Gesagt getan. Wir werden nicht enttäuscht. Die Atmosphäre ist zwar kalt und der Besitzer «furztrocken», das Essen ist jedoch ziemlich gut. Als wir das Restaurant verlassen ist es bereits 22:30. Die Dunkelheit hat ihre Nachschicht bereits begonnen. Die spärliche Beleuchtung in den Gassen wirkt etwas gespenstisch. Begleitet von einem Konzert bellender Hunde, zirpender Grillen, gukuhender Kuckucks sowie grunzender und quietschender Schweine aus den umliegenden Mästereien laufen wir zum Stellplatz. Eine frische Brise weht und der unerträgliche Geruch des Schweinemists hängt schwer in der Luft. Das Wort «armes Schwein» bekommt hier in Spanien eine ganz neue Bedeutung für uns.
Bis zum heutigen Tag haben wir noch keine «moderne» Mästerei ausgemacht. Diejenigen, die man im Vorbeifahren sehen (und riechen) kann, haben eher das Flair von Internierungscamps. Mehrheitlich handelt es sich um unfertige Bachsteinbaracken mit einem Eternitdach und Fenstern, die geschlossen scheinen. Die Schweine verfügen über keinen Auslauf – wofür denn? Die Ferkel sollen gefälligst schnell fett werden! Ein Zaun schliesst das Ganze «sicher» ein. Ein Versuch, die ungebetenen Beobachter fernzuhalten. Die Schweine dürfen uns nur zwei Gesichter zeigen: die des fröhlichen und verspielten Ferkels und die des saftigen Sonntagsbratens. Was dazwischen geschieht soll uns nichts angehen.
Wie überdimensionale Infusionsbeutel stehen die unzähligen Futtersilos auf dem Areal der Mästerei. Von diesen «schieben» Förderbänder oder Förderschnecken den Futtermix, der die Schweine schnell zum Schlachtgewicht führen soll, zu den immer vollen Futtertrögen. Jedes Mal, wenn Sabine und ich auf einer Wanderung genüsslich in ein Schinkenbrot reinbeissen, erscheint uns dieses Bild vor Augen. Dabei läuft uns ein kalter Schauder den Rücken hinunter. Die Schinkenbrote schmecken trotzdem immer köstlich.

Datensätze
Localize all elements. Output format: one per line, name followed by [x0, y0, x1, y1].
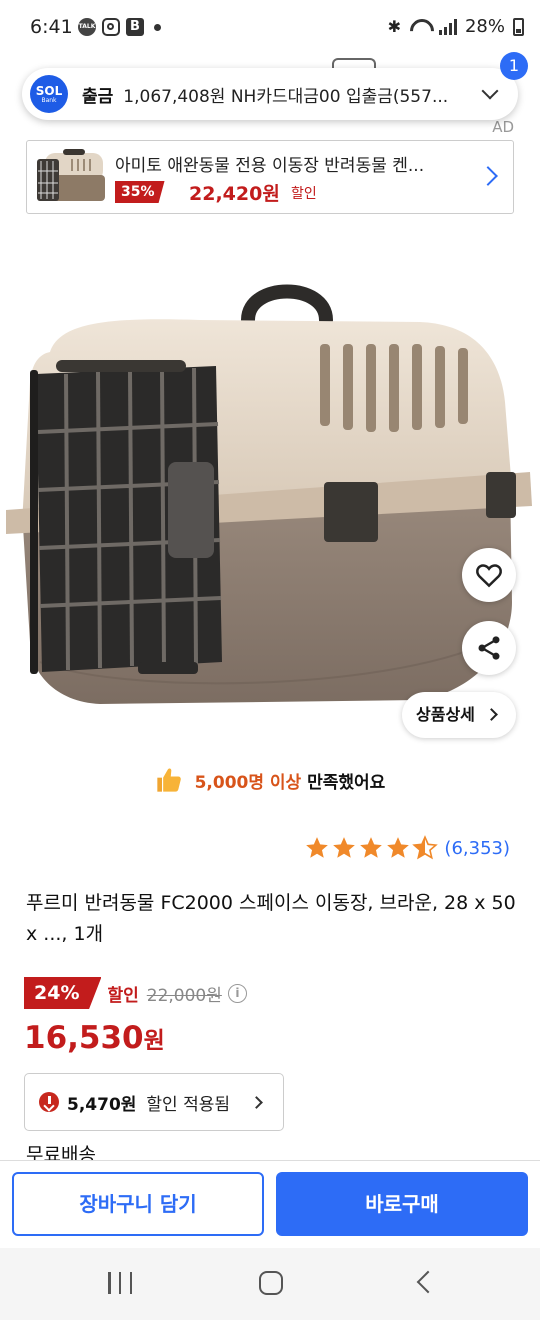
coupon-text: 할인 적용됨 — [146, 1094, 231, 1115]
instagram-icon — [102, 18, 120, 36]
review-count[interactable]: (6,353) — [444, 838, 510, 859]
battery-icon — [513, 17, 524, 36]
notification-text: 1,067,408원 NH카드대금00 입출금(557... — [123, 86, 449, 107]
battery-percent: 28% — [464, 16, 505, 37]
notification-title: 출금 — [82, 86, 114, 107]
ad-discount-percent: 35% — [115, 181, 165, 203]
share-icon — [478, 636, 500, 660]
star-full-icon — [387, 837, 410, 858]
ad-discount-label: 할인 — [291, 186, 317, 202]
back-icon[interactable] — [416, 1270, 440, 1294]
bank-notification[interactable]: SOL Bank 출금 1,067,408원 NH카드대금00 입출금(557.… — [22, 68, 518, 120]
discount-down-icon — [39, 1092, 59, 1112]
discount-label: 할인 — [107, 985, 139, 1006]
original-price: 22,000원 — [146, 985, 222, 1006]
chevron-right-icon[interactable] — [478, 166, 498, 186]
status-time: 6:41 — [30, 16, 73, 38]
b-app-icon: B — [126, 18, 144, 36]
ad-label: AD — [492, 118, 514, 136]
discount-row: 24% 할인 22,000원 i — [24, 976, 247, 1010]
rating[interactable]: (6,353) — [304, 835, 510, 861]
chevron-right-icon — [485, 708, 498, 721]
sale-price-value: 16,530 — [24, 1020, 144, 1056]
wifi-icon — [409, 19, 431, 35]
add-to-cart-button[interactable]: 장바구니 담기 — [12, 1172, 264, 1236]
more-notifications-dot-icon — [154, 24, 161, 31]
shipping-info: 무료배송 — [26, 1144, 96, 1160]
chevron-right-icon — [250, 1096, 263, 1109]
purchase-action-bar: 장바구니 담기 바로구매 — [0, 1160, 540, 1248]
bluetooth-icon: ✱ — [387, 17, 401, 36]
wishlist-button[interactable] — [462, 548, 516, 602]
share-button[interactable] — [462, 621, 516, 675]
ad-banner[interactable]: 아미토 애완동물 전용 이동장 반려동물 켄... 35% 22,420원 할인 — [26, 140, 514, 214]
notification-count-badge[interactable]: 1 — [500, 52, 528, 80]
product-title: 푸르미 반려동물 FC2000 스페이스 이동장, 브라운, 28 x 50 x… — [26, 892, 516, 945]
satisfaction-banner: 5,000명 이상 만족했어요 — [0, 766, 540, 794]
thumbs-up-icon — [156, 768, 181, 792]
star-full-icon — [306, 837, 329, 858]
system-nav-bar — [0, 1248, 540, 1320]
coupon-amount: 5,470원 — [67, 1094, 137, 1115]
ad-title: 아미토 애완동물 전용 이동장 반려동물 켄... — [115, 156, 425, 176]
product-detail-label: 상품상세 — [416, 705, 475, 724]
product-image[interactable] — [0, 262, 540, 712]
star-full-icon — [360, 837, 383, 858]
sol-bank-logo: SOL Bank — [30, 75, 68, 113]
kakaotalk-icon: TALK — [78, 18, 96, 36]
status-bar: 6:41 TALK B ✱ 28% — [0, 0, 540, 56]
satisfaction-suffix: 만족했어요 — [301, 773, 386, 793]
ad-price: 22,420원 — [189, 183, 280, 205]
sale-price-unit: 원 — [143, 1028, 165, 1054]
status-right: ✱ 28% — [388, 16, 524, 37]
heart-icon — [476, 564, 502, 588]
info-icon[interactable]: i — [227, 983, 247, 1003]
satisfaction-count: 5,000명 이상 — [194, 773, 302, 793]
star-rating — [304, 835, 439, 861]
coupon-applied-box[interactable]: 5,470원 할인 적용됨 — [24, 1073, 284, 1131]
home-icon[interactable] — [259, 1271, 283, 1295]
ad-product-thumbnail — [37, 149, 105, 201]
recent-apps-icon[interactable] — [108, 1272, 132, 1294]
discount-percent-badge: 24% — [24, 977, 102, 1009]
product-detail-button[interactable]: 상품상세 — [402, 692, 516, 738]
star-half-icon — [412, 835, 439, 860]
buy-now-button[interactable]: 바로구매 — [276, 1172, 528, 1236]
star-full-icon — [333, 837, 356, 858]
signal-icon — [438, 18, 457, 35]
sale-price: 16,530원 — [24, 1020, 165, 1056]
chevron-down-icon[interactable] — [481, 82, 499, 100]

* * *

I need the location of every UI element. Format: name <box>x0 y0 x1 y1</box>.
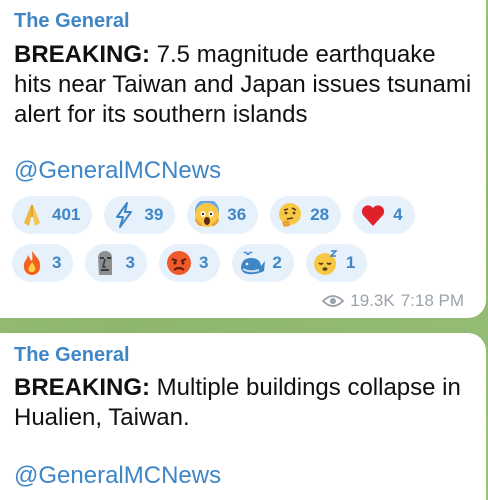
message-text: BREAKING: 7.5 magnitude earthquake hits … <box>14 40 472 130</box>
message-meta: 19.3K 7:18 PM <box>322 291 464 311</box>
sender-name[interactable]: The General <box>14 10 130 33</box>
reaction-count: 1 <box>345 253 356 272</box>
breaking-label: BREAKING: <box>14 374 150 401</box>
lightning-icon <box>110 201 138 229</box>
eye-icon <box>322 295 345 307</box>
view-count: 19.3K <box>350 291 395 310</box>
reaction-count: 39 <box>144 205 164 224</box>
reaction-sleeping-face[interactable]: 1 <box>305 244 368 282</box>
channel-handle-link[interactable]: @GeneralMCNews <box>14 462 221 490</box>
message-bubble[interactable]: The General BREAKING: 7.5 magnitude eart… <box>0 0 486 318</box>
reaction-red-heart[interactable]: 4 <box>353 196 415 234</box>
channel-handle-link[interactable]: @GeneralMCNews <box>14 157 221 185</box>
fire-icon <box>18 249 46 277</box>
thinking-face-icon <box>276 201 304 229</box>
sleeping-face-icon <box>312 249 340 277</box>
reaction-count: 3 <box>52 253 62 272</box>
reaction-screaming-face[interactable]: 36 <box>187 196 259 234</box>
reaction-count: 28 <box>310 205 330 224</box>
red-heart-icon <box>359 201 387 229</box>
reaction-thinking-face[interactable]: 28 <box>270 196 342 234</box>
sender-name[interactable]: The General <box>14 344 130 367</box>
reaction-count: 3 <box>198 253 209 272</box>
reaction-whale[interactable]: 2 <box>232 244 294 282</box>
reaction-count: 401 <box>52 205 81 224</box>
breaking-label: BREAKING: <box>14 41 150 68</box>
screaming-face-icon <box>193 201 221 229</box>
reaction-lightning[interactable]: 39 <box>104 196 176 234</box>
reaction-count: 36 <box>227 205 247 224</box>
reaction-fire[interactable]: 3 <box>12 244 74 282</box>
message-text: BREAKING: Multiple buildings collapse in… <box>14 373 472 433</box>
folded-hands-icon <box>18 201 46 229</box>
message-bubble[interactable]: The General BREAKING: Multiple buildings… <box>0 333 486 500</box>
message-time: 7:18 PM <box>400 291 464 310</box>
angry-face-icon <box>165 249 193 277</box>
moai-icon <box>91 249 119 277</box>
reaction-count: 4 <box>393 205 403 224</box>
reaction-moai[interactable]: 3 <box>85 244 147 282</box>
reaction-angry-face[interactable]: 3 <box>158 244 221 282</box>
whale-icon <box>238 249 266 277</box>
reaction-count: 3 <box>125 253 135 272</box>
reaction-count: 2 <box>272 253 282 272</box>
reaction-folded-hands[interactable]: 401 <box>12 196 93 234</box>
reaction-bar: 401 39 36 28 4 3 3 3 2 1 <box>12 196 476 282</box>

- [Aufgaben]:
[a] Welche Tiere sind laut dem Reisebericht bei dem Konzert auf dem Weg zum Stellplatz zu hören?
[b] Schreib den Teil des Reiseberichts ab, der mit den Worten "Wie überdimensionale Infusionsbeutel" anfängt und mit "trotzdem immer köstlich." aufhört, und tausche dabei "Futtersilos" gegen "Futtertürme" aus.

- [Lösungen]:
[a] Hunde, Grillen, Kuckucks, Schweine

[b]
Wie überdimensionale Infusionsbeutel stehen die unzähligen Futtertürme auf dem Areal der Mästerei. Von diesen «schieben» Förderbänder oder Förderschnecken den Futtermix, der die Schweine schnell zum Schlachtgewicht führen soll, zu den immer vollen Futtertrögen. Jedes Mal, wenn Sabine und ich auf einer Wanderung genüsslich in ein Schinkenbrot reinbeissen, erscheint uns dieses Bild vor Augen. Dabei läuft uns ein kalter Schauder den Rücken hinunter. Die Schinkenbrote schmecken trotzdem immer köstlich.